● **Short problem**
Search the entries for the word "Shadow" and pull out each line that has it.

● **Entries from a dataset**
>>>

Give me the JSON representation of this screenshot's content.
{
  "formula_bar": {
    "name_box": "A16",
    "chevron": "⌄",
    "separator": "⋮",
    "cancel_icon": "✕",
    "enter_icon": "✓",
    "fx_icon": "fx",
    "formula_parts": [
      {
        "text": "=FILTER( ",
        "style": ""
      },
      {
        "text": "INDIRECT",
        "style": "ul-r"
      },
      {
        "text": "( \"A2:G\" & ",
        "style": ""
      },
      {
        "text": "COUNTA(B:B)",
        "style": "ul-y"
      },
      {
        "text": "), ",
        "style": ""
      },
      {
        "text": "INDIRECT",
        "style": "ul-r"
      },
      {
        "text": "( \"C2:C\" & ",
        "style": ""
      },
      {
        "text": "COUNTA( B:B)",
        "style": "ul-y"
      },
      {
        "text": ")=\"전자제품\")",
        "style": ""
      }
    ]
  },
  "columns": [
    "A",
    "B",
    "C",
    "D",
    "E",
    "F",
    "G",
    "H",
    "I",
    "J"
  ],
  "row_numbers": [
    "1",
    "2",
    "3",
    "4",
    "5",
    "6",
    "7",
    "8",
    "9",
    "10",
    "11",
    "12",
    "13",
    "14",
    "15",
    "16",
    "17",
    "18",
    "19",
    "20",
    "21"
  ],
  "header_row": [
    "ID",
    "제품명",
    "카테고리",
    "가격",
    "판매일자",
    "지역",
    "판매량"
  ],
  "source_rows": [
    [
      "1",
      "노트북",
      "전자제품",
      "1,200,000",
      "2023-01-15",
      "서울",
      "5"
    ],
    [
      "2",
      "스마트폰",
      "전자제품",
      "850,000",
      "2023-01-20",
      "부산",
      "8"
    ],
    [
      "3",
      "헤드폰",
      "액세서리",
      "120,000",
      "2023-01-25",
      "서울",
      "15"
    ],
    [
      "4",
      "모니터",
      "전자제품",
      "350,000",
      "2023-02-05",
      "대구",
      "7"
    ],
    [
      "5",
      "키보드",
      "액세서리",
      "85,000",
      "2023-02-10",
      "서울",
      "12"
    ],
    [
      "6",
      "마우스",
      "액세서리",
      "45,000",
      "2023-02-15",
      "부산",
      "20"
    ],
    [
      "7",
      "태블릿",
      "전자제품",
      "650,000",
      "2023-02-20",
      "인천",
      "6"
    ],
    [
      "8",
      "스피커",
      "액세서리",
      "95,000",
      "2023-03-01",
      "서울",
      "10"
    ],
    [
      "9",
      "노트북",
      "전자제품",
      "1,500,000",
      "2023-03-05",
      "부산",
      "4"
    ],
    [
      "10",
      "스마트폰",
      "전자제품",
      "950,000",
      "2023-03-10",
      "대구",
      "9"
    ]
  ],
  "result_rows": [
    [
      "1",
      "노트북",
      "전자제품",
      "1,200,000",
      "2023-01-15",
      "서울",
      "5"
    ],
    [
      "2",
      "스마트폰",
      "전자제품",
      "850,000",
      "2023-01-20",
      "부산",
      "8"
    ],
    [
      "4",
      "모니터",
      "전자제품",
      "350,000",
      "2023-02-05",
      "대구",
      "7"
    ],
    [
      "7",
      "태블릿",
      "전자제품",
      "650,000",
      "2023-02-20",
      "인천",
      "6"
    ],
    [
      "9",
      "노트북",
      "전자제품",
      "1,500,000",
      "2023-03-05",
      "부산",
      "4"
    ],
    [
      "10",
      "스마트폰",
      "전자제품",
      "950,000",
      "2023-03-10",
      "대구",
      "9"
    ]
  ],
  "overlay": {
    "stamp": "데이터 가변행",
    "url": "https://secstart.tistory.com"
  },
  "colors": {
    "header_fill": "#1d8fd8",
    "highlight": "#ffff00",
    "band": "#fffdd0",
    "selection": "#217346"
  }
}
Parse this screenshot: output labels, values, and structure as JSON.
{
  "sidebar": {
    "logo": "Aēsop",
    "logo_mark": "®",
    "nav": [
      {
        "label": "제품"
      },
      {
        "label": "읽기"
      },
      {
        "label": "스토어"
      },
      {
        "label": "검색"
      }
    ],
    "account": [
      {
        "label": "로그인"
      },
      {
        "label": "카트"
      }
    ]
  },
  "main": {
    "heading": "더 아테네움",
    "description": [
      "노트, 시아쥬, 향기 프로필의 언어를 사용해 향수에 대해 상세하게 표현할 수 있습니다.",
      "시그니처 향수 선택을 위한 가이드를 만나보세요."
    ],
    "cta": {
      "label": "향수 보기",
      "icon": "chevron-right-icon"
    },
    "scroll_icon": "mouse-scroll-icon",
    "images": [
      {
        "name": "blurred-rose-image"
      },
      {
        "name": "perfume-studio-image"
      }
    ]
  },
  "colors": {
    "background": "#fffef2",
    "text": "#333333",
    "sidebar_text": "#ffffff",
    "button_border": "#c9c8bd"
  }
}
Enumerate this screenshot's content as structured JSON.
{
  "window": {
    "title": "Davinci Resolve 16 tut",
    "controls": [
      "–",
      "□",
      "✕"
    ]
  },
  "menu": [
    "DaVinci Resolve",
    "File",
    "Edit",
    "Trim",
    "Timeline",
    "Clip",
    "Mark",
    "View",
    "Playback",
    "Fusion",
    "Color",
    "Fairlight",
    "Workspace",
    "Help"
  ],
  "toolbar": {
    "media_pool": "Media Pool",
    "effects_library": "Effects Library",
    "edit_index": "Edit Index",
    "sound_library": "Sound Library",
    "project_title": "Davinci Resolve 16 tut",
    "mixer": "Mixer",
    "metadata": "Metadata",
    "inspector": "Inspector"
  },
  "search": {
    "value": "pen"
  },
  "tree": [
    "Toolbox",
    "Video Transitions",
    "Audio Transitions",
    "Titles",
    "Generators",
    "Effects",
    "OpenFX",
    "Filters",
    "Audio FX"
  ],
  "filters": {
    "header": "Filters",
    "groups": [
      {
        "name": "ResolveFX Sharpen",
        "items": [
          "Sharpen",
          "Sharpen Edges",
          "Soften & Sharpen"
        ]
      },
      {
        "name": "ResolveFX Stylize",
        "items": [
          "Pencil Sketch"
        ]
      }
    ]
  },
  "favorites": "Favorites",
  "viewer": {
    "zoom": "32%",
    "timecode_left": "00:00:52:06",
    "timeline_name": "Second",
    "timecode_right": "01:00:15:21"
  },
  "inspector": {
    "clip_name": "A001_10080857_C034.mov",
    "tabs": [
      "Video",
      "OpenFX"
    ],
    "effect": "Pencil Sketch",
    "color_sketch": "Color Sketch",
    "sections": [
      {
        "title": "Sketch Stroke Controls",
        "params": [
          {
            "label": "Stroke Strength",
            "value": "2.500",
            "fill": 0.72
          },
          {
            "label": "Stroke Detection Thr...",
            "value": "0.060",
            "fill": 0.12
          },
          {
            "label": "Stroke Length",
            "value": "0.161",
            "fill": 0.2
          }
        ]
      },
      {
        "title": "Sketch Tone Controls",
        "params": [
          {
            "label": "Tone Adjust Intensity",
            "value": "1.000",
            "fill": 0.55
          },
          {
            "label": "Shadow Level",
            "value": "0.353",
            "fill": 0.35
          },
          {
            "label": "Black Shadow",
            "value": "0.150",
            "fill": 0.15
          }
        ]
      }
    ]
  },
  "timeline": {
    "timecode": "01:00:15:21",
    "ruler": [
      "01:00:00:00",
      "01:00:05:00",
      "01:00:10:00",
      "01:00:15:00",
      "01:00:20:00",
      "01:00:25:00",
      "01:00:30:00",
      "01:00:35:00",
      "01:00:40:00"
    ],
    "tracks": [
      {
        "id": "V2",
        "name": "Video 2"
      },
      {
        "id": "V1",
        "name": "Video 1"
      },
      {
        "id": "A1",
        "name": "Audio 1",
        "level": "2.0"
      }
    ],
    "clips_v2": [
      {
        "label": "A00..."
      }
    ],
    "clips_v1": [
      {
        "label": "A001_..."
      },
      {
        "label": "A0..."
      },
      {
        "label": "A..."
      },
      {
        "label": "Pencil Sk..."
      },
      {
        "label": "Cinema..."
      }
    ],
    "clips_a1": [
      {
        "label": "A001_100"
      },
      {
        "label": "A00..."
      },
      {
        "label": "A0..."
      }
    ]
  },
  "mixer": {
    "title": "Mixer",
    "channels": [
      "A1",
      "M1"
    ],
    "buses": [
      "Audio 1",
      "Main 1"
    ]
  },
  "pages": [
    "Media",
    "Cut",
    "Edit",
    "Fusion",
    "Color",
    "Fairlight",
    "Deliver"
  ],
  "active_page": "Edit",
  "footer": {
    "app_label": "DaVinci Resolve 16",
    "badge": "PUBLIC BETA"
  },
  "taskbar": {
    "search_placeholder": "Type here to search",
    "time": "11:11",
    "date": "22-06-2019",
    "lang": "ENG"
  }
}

<<<

● **Problem solution**
            "label": "Shadow Level",
            "label": "Black Shadow",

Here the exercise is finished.